* _YOUR INSTRUCTIONS_: Find every line in the records below that holds the word "sept", and copy each one.

** start of RECORD LIST **

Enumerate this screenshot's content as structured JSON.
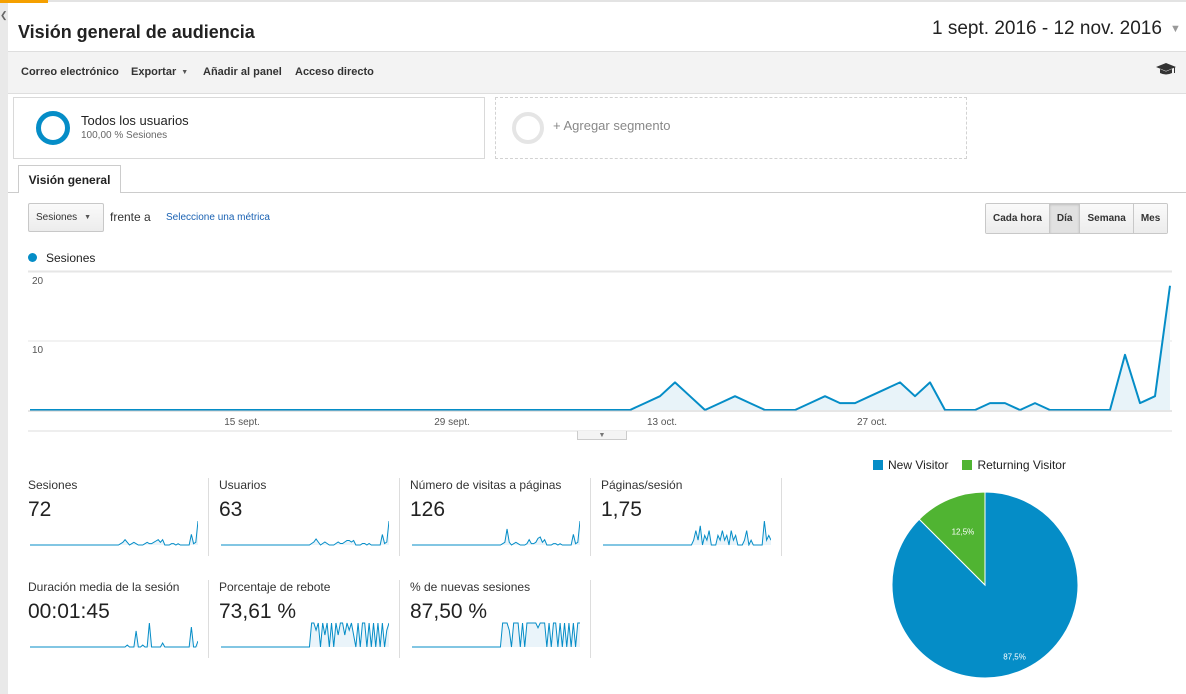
{
  "page": {
    "title": "Visión general de audiencia",
    "date_range": "1 sept. 2016 - 12 nov. 2016"
  },
  "toolbar": {
    "email": "Correo electrónico",
    "export": "Exportar",
    "add_to_dashboard": "Añadir al panel",
    "shortcut": "Acceso directo"
  },
  "segments": {
    "active": {
      "title": "Todos los usuarios",
      "subtitle": "100,00 % Sesiones"
    },
    "add": "+ Agregar segmento"
  },
  "tabs": {
    "overview": "Visión general"
  },
  "chart_controls": {
    "metric": "Sesiones",
    "versus": "frente a",
    "select_metric": "Seleccione una métrica",
    "periods": [
      "Cada hora",
      "Día",
      "Semana",
      "Mes"
    ],
    "active_period": "Día"
  },
  "colors": {
    "primary": "#058dc7",
    "new_visitor": "#058dc7",
    "returning_visitor": "#50b432"
  },
  "chart_data": [
    {
      "type": "area",
      "legend": [
        "Sesiones"
      ],
      "y_ticks": [
        10,
        20
      ],
      "ylim": [
        0,
        21
      ],
      "x_tick_labels": [
        {
          "label": "15 sept.",
          "index": 14
        },
        {
          "label": "29 sept.",
          "index": 28
        },
        {
          "label": "13 oct.",
          "index": 42
        },
        {
          "label": "27 oct.",
          "index": 56
        }
      ],
      "series": [
        {
          "name": "Sesiones",
          "values": [
            0,
            0,
            0,
            0,
            0,
            0,
            0,
            0,
            0,
            0,
            0,
            0,
            0,
            0,
            0,
            0,
            0,
            0,
            0,
            0,
            0,
            0,
            0,
            0,
            0,
            0,
            0,
            0,
            0,
            0,
            0,
            0,
            0,
            0,
            0,
            0,
            0,
            0,
            0,
            0,
            0,
            1,
            2,
            4,
            2,
            0,
            1,
            2,
            1,
            0,
            0,
            0,
            1,
            2,
            1,
            1,
            2,
            3,
            4,
            2,
            4,
            0,
            0,
            0,
            1,
            1,
            0,
            1,
            0,
            0,
            0,
            0,
            0,
            8,
            1,
            2,
            18
          ]
        }
      ]
    },
    {
      "type": "pie",
      "legend": [
        "New Visitor",
        "Returning Visitor"
      ],
      "slices": [
        {
          "name": "New Visitor",
          "value": 87.5,
          "label": "87,5%"
        },
        {
          "name": "Returning Visitor",
          "value": 12.5,
          "label": "12,5%"
        }
      ]
    }
  ],
  "metrics": [
    {
      "label": "Sesiones",
      "value": "72",
      "spark": [
        0,
        0,
        0,
        0,
        0,
        0,
        0,
        0,
        0,
        0,
        0,
        0,
        0,
        0,
        0,
        0,
        0,
        0,
        0,
        0,
        0,
        0,
        0,
        0,
        0,
        0,
        0,
        0,
        0,
        0,
        0,
        0,
        0,
        0,
        0,
        0,
        0,
        0,
        0,
        0,
        0,
        1,
        2,
        4,
        2,
        0,
        1,
        2,
        1,
        0,
        0,
        0,
        1,
        2,
        1,
        1,
        2,
        3,
        4,
        2,
        4,
        0,
        0,
        0,
        1,
        1,
        0,
        1,
        0,
        0,
        0,
        0,
        0,
        8,
        1,
        2,
        18
      ]
    },
    {
      "label": "Usuarios",
      "value": "63",
      "spark": [
        0,
        0,
        0,
        0,
        0,
        0,
        0,
        0,
        0,
        0,
        0,
        0,
        0,
        0,
        0,
        0,
        0,
        0,
        0,
        0,
        0,
        0,
        0,
        0,
        0,
        0,
        0,
        0,
        0,
        0,
        0,
        0,
        0,
        0,
        0,
        0,
        0,
        0,
        0,
        0,
        0,
        1,
        2,
        4,
        2,
        0,
        1,
        2,
        1,
        0,
        0,
        0,
        1,
        2,
        1,
        1,
        2,
        3,
        3,
        2,
        3,
        0,
        0,
        0,
        1,
        1,
        0,
        1,
        0,
        0,
        0,
        0,
        0,
        7,
        1,
        2,
        16
      ]
    },
    {
      "label": "Número de visitas a páginas",
      "value": "126",
      "spark": [
        0,
        0,
        0,
        0,
        0,
        0,
        0,
        0,
        0,
        0,
        0,
        0,
        0,
        0,
        0,
        0,
        0,
        0,
        0,
        0,
        0,
        0,
        0,
        0,
        0,
        0,
        0,
        0,
        0,
        0,
        0,
        0,
        0,
        0,
        0,
        0,
        0,
        0,
        0,
        0,
        0,
        1,
        2,
        12,
        2,
        0,
        1,
        2,
        1,
        0,
        0,
        0,
        1,
        4,
        1,
        1,
        2,
        5,
        6,
        2,
        4,
        0,
        0,
        0,
        1,
        1,
        0,
        1,
        0,
        0,
        0,
        0,
        0,
        8,
        1,
        2,
        18
      ]
    },
    {
      "label": "Páginas/sesión",
      "value": "1,75",
      "spark": [
        0,
        0,
        0,
        0,
        0,
        0,
        0,
        0,
        0,
        0,
        0,
        0,
        0,
        0,
        0,
        0,
        0,
        0,
        0,
        0,
        0,
        0,
        0,
        0,
        0,
        0,
        0,
        0,
        0,
        0,
        0,
        0,
        0,
        0,
        0,
        0,
        0,
        0,
        0,
        0,
        0,
        1,
        3,
        1,
        4,
        0,
        2,
        1,
        3,
        0,
        0,
        0,
        2,
        1,
        3,
        1,
        2,
        0,
        3,
        1,
        2,
        0,
        0,
        0,
        1,
        3,
        0,
        1,
        0,
        0,
        0,
        0,
        0,
        5,
        1,
        2,
        1
      ]
    },
    {
      "label": "Duración media de la sesión",
      "value": "00:01:45",
      "spark": [
        0,
        0,
        0,
        0,
        0,
        0,
        0,
        0,
        0,
        0,
        0,
        0,
        0,
        0,
        0,
        0,
        0,
        0,
        0,
        0,
        0,
        0,
        0,
        0,
        0,
        0,
        0,
        0,
        0,
        0,
        0,
        0,
        0,
        0,
        0,
        0,
        0,
        0,
        0,
        0,
        0,
        0,
        0,
        0,
        1,
        0,
        0,
        0,
        8,
        0,
        0,
        1,
        0,
        0,
        12,
        0,
        0,
        0,
        0,
        0,
        2,
        0,
        0,
        0,
        0,
        0,
        0,
        0,
        0,
        0,
        0,
        0,
        0,
        10,
        0,
        0,
        3
      ]
    },
    {
      "label": "Porcentaje de rebote",
      "value": "73,61 %",
      "spark": [
        0,
        0,
        0,
        0,
        0,
        0,
        0,
        0,
        0,
        0,
        0,
        0,
        0,
        0,
        0,
        0,
        0,
        0,
        0,
        0,
        0,
        0,
        0,
        0,
        0,
        0,
        0,
        0,
        0,
        0,
        0,
        0,
        0,
        0,
        0,
        0,
        0,
        0,
        0,
        0,
        0,
        10,
        10,
        7,
        10,
        0,
        10,
        5,
        10,
        0,
        10,
        0,
        10,
        5,
        10,
        10,
        5,
        10,
        7,
        10,
        5,
        0,
        10,
        0,
        10,
        10,
        0,
        10,
        0,
        10,
        0,
        10,
        0,
        10,
        0,
        7,
        10
      ]
    },
    {
      "label": "% de nuevas sesiones",
      "value": "87,50 %",
      "spark": [
        0,
        0,
        0,
        0,
        0,
        0,
        0,
        0,
        0,
        0,
        0,
        0,
        0,
        0,
        0,
        0,
        0,
        0,
        0,
        0,
        0,
        0,
        0,
        0,
        0,
        0,
        0,
        0,
        0,
        0,
        0,
        0,
        0,
        0,
        0,
        0,
        0,
        0,
        0,
        0,
        0,
        10,
        10,
        10,
        7,
        0,
        10,
        10,
        10,
        0,
        10,
        0,
        10,
        10,
        10,
        10,
        10,
        8,
        10,
        10,
        10,
        0,
        10,
        0,
        10,
        10,
        0,
        10,
        0,
        10,
        0,
        10,
        0,
        10,
        0,
        10,
        10
      ]
    }
  ]
}
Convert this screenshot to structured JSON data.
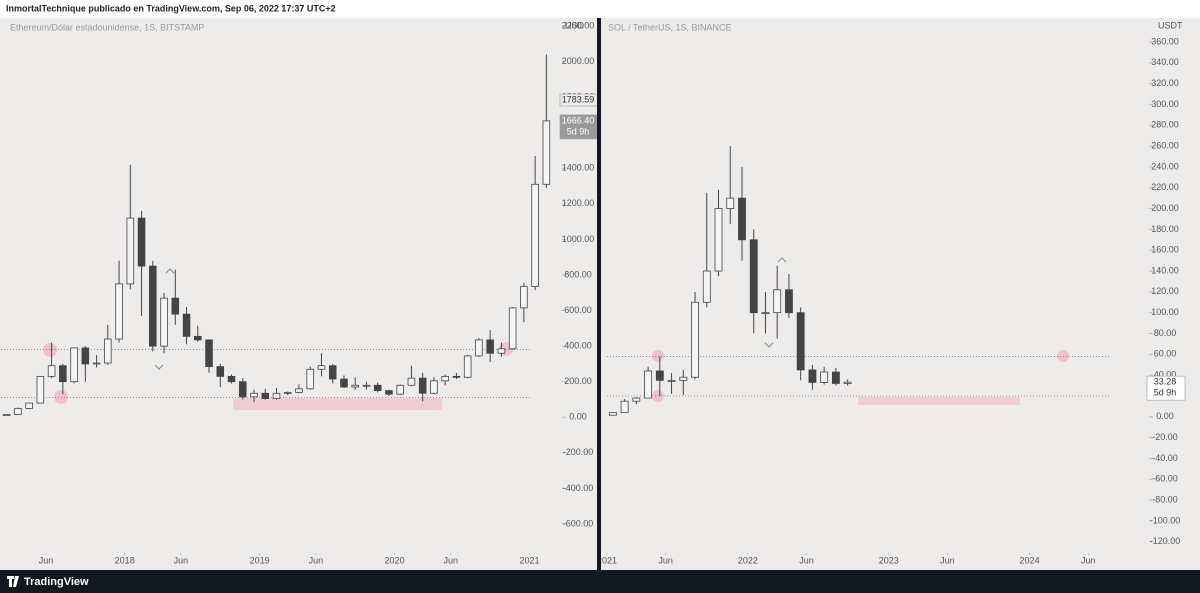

** end of RECORD LIST **

* _ANSWER TO THIS TASK_:
    "date_range": "1 sept. 2016 - 12 nov. 2016"
          "label": "15 sept.",
          "label": "29 sept.",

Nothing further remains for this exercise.